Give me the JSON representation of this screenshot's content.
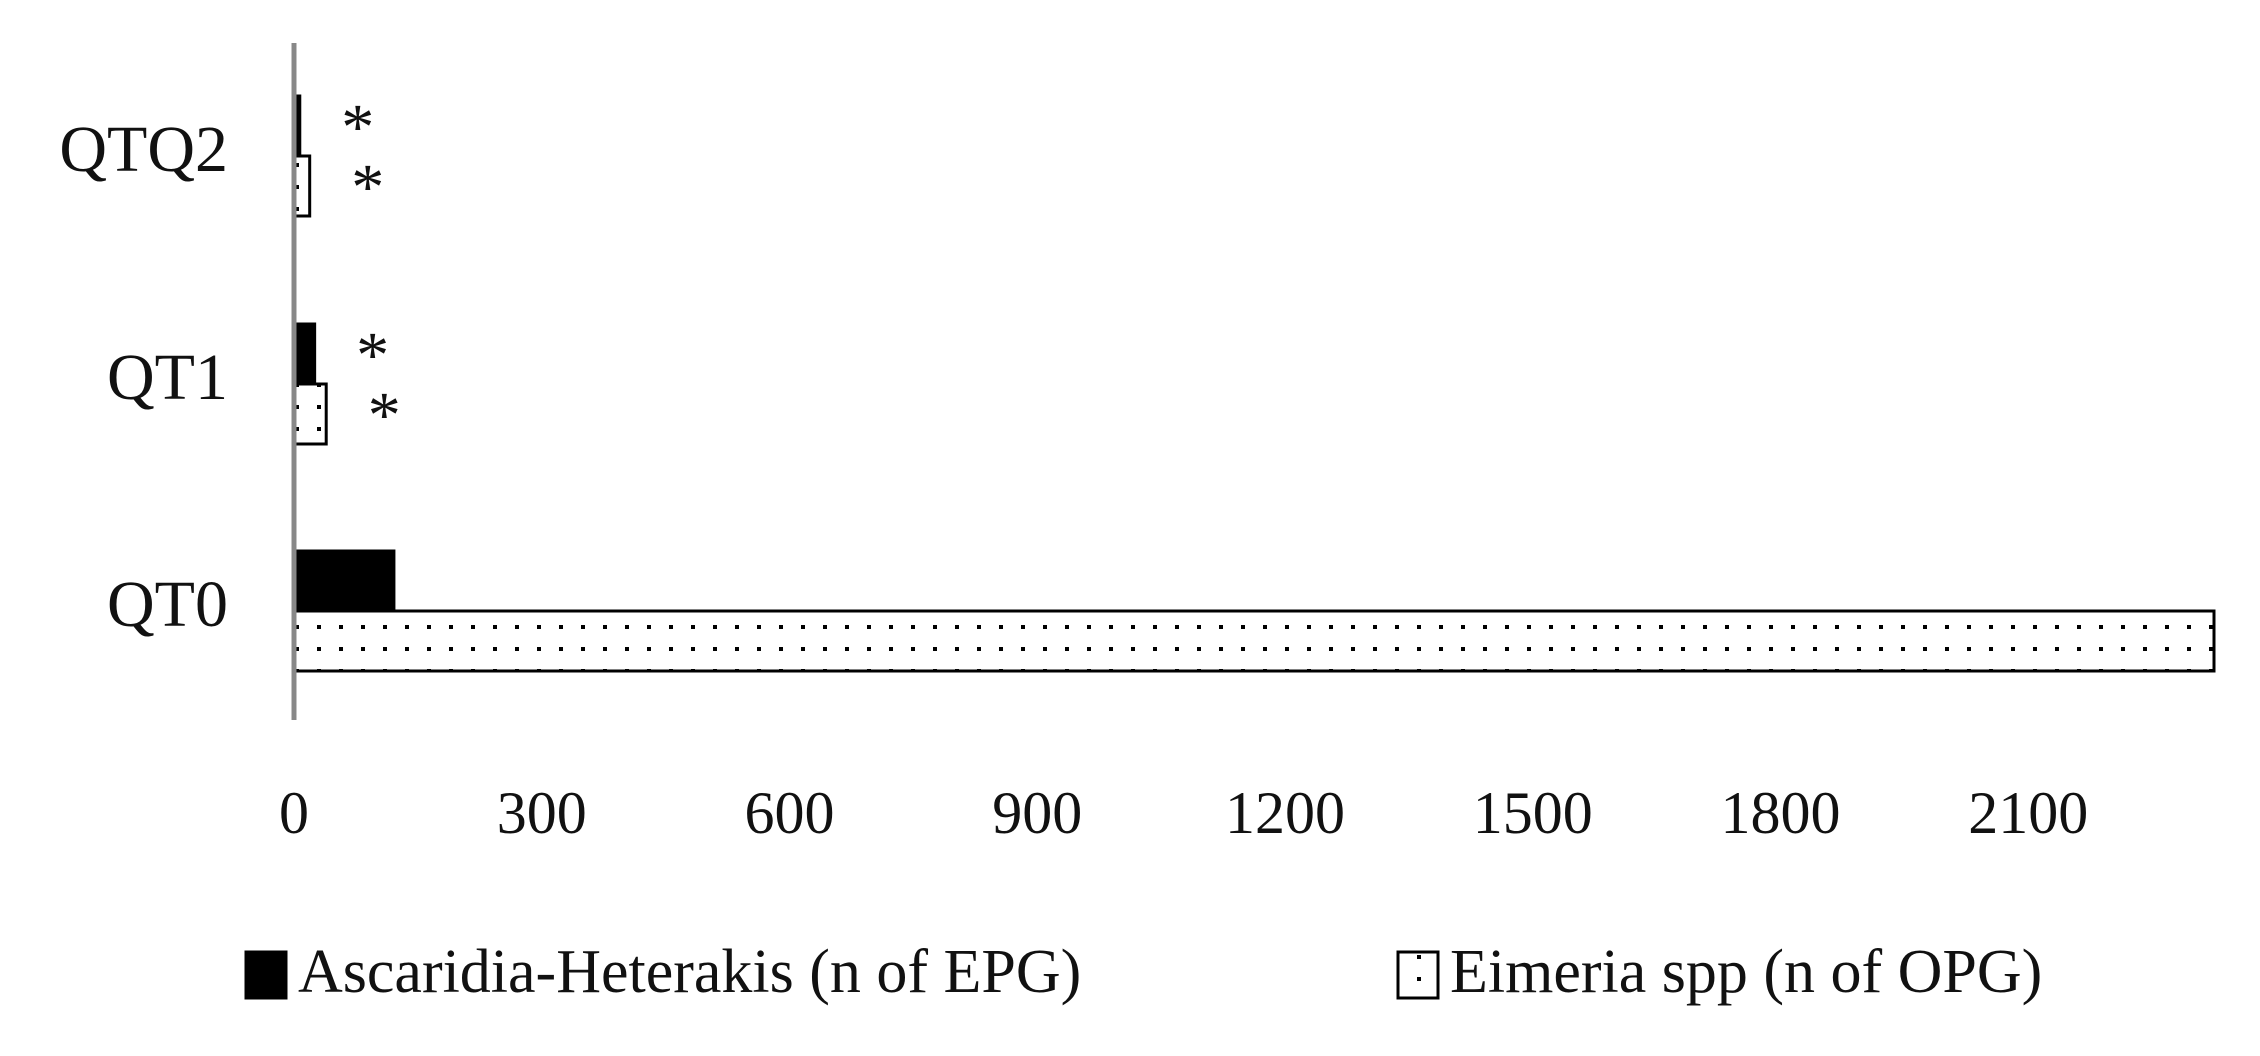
{
  "chart_data": {
    "type": "bar",
    "orientation": "horizontal",
    "categories": [
      "QTQ2",
      "QT1",
      "QT0"
    ],
    "series": [
      {
        "name": "Ascaridia-Heterakis (n of EPG)",
        "color": "#000000",
        "pattern": "solid",
        "values": [
          7,
          25,
          121
        ],
        "significance": [
          "*",
          "*",
          null
        ]
      },
      {
        "name": "Eimeria spp (n of OPG)",
        "color": "#ffffff",
        "pattern": "dots",
        "values": [
          19,
          39,
          2325
        ],
        "significance": [
          "*",
          "*",
          null
        ]
      }
    ],
    "xlim": [
      0,
      2325
    ],
    "xticks": [
      0,
      300,
      600,
      900,
      1200,
      1500,
      1800,
      2100
    ],
    "legend": "bottom"
  }
}
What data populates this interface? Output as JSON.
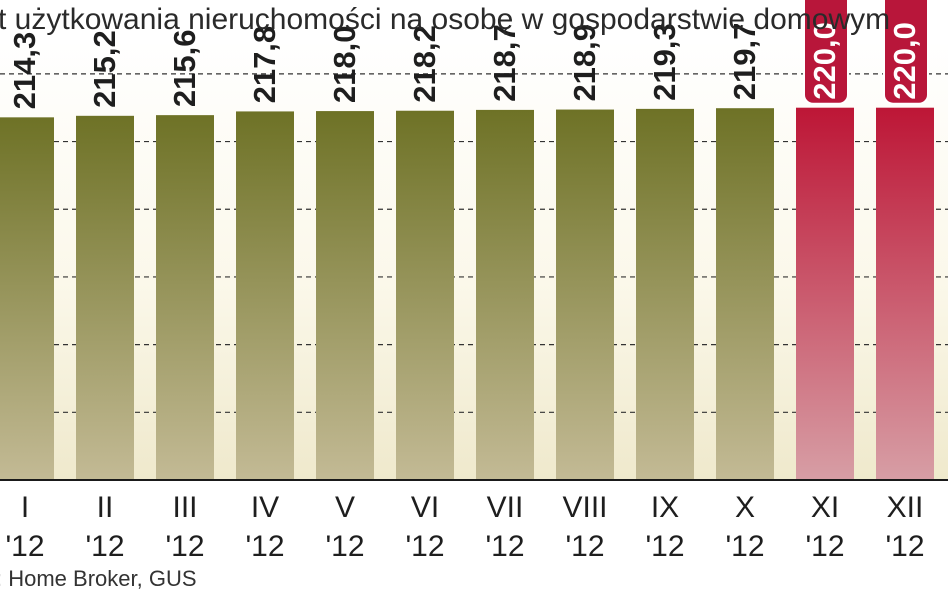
{
  "chart_data": {
    "type": "bar",
    "title": "t użytkowania nieruchomości na osobę w gospodarstwie domowym",
    "categories": [
      {
        "month": "I",
        "year": "'12"
      },
      {
        "month": "II",
        "year": "'12"
      },
      {
        "month": "III",
        "year": "'12"
      },
      {
        "month": "IV",
        "year": "'12"
      },
      {
        "month": "V",
        "year": "'12"
      },
      {
        "month": "VI",
        "year": "'12"
      },
      {
        "month": "VII",
        "year": "'12"
      },
      {
        "month": "VIII",
        "year": "'12"
      },
      {
        "month": "IX",
        "year": "'12"
      },
      {
        "month": "X",
        "year": "'12"
      },
      {
        "month": "XI",
        "year": "'12"
      },
      {
        "month": "XII",
        "year": "'12"
      }
    ],
    "values": [
      214.3,
      215.2,
      215.6,
      217.8,
      218.0,
      218.2,
      218.7,
      218.9,
      219.3,
      219.7,
      220.0,
      220.0
    ],
    "value_labels": [
      "214,3",
      "215,2",
      "215,6",
      "217,8",
      "218,0",
      "218,2",
      "218,7",
      "218,9",
      "219,3",
      "219,7",
      "220,0",
      "220,0"
    ],
    "highlighted": [
      false,
      false,
      false,
      false,
      false,
      false,
      false,
      false,
      false,
      false,
      true,
      true
    ],
    "ylim": [
      0,
      260
    ],
    "grid": true,
    "colors": {
      "bar_top": "#6e7226",
      "bar_bottom": "#c3ba95",
      "highlight_top": "#bd1636",
      "highlight_bottom": "#d79ea5",
      "label_box": "#b8163a",
      "grid": "#333333"
    },
    "source": ": Home Broker, GUS"
  }
}
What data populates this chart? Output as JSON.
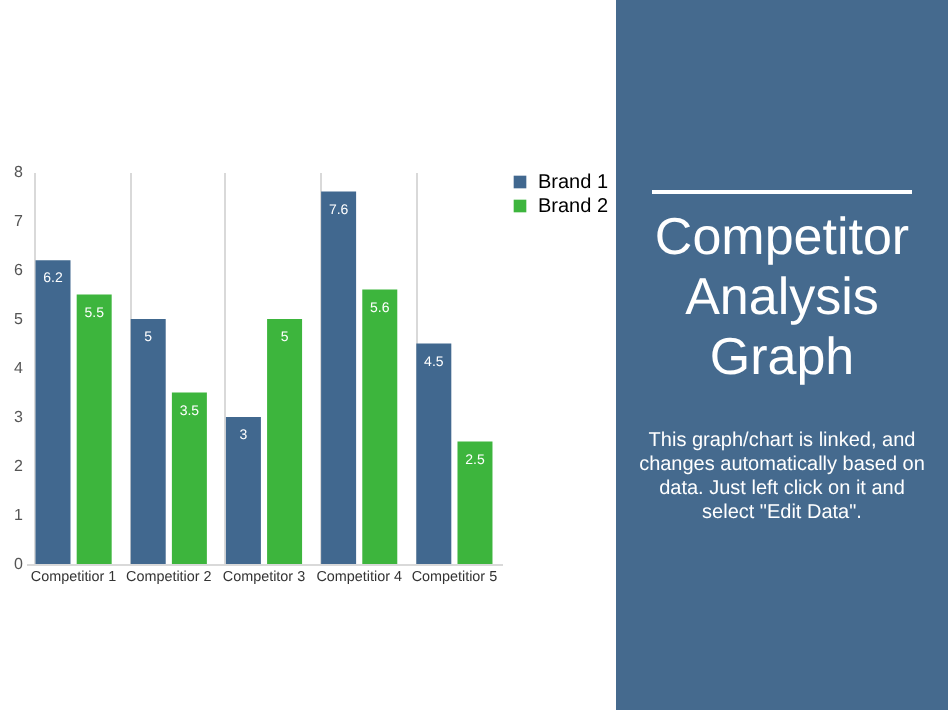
{
  "chart_data": {
    "type": "bar",
    "title": "Competitor Analysis Graph",
    "annotations": [
      "This graph/chart is linked, and changes automatically based on data. Just left click on it and select \"Edit Data\"."
    ],
    "categories": [
      "Competitior 1",
      "Competitior 2",
      "Competitor 3",
      "Competitior 4",
      "Competitior 5"
    ],
    "series": [
      {
        "name": "Brand 1",
        "color": "#41688f",
        "values": [
          6.2,
          5,
          3,
          7.6,
          4.5
        ]
      },
      {
        "name": "Brand 2",
        "color": "#3db53d",
        "values": [
          5.5,
          3.5,
          5,
          5.6,
          2.5
        ]
      }
    ],
    "ylim": [
      0,
      8
    ],
    "yticks": [
      0,
      1,
      2,
      3,
      4,
      5,
      6,
      7,
      8
    ],
    "grid": "x",
    "legend": "right",
    "data_labels": true
  }
}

- [YOUR GOAL]: Where a line contains the string "Output", extract that line.

- [FULL RESPONSE]:
What data populates this interface? Output as JSON.
What data populates this chart? Output as JSON.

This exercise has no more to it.